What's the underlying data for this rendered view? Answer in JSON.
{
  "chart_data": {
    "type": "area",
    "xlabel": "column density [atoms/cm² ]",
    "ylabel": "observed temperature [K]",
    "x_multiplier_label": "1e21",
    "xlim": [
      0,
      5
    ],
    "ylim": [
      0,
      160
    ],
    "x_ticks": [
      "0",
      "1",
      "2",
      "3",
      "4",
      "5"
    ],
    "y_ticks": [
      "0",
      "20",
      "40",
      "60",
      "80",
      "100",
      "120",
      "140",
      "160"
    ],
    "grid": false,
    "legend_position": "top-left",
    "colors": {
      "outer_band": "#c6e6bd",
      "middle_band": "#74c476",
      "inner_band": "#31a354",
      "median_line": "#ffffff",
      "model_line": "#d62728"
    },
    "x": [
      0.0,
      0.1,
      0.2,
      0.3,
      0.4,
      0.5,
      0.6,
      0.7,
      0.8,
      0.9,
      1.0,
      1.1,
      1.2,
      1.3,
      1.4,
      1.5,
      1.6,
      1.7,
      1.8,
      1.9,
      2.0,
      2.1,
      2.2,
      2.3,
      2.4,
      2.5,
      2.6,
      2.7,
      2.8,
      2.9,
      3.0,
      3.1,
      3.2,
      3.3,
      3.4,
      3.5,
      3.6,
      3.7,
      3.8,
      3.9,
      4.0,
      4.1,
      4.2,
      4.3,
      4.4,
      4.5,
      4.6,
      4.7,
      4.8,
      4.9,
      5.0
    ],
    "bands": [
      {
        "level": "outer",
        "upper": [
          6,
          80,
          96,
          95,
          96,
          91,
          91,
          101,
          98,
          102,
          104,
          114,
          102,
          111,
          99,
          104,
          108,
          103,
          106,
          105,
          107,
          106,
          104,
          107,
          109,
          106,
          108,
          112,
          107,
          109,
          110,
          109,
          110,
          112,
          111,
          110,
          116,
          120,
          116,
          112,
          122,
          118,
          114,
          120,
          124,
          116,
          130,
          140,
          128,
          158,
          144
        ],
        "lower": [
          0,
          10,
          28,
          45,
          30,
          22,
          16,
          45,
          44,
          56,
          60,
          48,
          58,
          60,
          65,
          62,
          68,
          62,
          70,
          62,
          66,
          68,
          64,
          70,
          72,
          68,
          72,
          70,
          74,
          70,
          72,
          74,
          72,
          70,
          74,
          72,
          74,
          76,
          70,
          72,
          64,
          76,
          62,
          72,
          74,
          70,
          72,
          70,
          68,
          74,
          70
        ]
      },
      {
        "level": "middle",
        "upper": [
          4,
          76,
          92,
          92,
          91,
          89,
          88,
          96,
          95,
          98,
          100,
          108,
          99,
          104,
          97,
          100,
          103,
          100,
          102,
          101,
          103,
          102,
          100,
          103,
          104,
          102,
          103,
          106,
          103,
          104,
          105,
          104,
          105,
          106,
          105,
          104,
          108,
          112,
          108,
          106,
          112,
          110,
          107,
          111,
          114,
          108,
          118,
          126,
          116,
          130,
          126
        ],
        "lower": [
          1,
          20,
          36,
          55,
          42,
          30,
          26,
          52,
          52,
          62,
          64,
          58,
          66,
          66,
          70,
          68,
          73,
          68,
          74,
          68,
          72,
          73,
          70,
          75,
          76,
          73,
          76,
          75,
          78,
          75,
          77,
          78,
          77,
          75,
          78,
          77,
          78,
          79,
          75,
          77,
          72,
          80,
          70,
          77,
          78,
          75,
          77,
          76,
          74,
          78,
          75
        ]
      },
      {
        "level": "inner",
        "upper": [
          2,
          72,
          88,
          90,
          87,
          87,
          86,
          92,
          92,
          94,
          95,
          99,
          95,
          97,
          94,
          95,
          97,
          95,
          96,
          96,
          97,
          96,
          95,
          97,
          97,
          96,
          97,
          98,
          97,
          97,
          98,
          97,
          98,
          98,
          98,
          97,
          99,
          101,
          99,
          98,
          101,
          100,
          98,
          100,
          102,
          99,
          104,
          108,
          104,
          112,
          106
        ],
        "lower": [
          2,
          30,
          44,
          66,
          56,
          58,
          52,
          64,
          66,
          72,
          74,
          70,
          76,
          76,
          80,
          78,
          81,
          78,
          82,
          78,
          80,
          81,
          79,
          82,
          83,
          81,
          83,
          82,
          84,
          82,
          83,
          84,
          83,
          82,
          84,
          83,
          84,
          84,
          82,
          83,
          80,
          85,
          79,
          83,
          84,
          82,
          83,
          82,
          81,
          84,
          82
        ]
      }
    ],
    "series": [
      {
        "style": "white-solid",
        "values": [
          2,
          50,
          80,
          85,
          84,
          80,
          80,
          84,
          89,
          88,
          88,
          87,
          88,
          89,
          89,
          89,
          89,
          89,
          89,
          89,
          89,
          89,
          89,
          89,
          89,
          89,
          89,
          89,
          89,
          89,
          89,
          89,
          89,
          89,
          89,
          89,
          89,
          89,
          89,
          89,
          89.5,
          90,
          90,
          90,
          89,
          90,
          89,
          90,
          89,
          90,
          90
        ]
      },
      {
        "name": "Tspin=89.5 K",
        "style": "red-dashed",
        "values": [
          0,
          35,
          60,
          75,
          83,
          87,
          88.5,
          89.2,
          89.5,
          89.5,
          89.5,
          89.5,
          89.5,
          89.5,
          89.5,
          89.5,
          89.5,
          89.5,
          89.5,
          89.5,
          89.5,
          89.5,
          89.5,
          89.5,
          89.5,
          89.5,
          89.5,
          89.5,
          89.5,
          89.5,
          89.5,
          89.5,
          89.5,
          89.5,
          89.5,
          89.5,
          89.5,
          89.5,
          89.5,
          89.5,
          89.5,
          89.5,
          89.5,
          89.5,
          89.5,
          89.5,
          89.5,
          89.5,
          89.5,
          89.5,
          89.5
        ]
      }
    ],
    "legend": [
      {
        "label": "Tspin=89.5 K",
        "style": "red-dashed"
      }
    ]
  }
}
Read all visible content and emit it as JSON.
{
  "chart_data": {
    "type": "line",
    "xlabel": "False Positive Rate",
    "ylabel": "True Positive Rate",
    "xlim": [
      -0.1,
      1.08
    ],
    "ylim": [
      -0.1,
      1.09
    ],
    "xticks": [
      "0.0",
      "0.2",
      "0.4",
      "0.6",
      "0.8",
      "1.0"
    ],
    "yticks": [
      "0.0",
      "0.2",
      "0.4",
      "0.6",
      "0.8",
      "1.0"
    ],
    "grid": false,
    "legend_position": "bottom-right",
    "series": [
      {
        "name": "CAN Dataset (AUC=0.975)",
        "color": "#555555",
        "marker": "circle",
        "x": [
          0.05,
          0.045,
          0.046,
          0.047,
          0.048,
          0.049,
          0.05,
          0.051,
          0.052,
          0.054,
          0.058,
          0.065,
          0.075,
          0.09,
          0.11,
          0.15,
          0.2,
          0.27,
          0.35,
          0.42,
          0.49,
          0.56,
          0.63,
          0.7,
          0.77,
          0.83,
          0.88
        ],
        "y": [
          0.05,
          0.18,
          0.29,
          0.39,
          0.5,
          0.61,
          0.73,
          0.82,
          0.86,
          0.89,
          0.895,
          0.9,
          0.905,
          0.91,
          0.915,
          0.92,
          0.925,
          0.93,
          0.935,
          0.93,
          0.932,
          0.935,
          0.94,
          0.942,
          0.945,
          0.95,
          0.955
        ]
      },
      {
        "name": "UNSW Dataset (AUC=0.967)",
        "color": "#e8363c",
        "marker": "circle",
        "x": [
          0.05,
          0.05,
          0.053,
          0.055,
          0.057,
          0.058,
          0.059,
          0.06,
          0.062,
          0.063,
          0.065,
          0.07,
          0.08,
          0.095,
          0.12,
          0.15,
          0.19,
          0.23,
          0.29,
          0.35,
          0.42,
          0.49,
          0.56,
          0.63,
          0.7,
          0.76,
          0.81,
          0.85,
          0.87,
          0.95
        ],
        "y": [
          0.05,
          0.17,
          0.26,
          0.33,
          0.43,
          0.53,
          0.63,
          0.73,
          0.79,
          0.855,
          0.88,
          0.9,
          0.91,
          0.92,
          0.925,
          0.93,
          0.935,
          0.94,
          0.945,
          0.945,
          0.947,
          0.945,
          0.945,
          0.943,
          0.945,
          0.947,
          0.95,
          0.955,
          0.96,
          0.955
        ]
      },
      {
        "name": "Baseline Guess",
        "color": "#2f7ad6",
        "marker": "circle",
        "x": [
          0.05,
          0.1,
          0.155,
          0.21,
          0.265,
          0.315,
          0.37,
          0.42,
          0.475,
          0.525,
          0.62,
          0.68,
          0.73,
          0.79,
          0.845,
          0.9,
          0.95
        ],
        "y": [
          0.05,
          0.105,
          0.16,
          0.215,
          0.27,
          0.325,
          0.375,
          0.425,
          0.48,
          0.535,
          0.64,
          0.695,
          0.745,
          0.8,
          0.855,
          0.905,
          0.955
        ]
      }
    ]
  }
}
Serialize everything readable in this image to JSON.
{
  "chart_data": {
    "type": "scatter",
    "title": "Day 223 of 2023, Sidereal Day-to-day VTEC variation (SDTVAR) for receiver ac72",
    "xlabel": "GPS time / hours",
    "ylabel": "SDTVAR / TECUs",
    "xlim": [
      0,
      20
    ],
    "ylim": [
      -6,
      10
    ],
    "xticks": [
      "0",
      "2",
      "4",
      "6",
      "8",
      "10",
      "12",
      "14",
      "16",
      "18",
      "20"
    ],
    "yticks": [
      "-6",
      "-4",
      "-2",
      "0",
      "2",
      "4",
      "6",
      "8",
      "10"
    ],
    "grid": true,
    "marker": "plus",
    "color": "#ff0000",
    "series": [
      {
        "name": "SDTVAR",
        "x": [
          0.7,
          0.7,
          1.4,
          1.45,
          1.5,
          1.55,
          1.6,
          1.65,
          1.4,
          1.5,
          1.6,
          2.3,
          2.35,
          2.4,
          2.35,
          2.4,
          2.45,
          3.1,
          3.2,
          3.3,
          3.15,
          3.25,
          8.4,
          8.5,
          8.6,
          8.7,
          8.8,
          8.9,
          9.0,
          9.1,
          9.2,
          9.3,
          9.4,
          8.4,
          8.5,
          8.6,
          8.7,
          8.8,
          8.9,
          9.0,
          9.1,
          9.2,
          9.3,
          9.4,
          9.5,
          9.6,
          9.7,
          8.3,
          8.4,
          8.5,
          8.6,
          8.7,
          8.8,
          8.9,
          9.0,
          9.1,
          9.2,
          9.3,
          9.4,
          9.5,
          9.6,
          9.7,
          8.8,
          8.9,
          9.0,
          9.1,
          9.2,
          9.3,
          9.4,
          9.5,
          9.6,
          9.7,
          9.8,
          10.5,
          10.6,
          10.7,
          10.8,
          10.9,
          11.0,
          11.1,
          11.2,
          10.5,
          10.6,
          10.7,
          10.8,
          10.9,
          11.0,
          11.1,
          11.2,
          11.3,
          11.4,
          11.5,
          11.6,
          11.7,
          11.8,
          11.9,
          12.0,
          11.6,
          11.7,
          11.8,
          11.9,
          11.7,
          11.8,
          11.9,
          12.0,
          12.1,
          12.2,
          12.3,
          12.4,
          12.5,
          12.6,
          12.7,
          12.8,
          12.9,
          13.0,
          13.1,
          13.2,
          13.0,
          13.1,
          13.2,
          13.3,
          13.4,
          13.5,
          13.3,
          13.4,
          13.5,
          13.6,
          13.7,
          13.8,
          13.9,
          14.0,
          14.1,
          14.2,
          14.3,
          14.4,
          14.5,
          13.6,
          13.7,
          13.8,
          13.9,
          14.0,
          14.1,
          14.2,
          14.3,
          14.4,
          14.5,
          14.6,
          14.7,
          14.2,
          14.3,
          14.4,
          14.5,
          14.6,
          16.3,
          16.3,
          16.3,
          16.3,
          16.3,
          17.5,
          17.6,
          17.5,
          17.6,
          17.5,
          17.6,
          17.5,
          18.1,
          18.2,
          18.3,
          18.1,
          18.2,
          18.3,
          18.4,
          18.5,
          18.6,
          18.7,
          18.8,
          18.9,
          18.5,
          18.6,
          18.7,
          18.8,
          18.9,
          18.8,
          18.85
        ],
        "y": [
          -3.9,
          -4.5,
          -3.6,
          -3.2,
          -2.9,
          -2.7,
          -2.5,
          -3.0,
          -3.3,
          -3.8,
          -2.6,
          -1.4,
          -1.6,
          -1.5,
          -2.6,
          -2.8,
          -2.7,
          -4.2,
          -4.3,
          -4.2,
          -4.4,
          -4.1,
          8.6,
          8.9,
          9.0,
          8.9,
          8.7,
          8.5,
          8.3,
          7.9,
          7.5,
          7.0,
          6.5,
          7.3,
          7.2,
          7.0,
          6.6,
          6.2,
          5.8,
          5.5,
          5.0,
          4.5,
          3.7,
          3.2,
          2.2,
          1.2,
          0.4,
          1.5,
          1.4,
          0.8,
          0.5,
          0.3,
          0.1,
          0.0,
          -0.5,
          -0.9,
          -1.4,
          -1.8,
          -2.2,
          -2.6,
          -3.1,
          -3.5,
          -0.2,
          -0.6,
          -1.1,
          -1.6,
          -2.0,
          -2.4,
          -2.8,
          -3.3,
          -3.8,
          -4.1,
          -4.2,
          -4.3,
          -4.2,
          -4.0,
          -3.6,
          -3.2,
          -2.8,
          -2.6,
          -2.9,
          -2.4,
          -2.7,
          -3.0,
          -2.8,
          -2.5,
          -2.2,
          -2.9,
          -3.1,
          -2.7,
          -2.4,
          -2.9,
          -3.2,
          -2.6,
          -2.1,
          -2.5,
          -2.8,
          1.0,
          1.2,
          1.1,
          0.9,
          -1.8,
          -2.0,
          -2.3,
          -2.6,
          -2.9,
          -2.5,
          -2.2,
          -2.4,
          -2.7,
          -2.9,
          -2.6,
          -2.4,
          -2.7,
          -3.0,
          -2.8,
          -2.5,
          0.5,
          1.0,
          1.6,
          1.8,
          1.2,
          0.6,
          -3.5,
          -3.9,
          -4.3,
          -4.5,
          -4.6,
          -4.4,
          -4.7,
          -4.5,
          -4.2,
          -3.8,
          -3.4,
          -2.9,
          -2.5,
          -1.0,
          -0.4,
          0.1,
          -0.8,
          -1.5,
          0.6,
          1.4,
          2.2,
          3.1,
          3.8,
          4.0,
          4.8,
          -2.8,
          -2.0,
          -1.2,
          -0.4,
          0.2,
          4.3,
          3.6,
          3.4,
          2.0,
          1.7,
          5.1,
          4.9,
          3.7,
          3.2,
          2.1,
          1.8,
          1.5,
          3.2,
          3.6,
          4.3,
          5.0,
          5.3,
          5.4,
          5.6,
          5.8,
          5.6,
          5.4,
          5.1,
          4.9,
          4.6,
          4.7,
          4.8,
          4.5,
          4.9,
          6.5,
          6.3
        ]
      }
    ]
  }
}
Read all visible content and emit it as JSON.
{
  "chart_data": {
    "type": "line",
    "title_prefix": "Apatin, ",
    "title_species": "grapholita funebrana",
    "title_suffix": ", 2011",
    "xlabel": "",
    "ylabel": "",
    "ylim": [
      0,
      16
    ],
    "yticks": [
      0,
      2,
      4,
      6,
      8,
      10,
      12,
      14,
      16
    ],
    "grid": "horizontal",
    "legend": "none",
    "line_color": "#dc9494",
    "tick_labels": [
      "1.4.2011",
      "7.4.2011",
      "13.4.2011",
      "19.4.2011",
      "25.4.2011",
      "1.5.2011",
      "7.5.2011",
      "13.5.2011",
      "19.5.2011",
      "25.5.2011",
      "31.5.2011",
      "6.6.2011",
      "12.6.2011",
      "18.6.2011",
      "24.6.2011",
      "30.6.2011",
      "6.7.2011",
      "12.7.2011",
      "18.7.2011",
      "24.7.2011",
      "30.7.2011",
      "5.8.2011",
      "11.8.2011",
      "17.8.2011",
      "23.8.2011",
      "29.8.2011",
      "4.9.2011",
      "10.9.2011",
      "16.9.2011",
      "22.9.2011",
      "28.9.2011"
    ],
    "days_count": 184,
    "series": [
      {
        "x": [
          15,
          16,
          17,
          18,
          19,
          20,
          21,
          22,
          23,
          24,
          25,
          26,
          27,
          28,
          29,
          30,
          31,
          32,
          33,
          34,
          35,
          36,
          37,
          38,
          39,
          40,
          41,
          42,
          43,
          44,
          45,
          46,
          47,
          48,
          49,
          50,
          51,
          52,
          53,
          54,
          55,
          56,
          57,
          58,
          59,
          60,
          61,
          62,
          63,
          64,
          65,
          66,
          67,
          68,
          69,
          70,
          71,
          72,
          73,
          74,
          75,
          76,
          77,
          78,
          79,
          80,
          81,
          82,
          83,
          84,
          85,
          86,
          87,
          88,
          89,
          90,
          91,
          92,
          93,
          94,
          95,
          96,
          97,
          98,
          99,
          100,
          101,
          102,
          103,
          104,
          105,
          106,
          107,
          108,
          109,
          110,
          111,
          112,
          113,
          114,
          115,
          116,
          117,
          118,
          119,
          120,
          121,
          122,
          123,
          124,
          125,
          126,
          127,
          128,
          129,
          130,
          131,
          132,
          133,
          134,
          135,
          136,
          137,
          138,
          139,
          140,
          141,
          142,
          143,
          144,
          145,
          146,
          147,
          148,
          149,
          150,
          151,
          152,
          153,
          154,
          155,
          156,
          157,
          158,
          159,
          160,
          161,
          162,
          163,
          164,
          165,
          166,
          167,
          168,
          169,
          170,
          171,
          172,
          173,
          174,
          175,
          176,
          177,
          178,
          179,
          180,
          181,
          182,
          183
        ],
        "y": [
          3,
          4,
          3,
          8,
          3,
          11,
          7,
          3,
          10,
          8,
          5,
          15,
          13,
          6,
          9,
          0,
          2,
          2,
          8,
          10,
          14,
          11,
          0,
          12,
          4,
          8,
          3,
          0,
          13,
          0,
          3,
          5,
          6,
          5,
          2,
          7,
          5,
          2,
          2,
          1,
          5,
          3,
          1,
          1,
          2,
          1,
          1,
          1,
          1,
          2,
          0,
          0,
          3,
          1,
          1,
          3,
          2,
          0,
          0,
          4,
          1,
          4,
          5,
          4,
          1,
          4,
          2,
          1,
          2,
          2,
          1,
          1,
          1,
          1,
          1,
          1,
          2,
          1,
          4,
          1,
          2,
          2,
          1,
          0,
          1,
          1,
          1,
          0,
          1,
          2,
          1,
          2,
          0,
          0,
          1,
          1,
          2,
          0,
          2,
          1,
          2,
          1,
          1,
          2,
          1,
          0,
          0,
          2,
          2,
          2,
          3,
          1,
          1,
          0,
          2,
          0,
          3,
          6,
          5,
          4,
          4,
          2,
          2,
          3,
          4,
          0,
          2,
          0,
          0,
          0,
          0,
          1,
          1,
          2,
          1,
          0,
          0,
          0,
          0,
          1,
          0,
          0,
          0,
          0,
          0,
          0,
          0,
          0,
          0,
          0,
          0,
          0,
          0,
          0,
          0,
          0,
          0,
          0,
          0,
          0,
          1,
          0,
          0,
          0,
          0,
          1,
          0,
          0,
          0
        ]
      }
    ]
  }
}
☆ ☆ ☆ ☆
### WHAT NEEDS TO BE DONE
What is the number of lines in the data holding the word "xlabel"? Reply with that number only.

### REPLY
4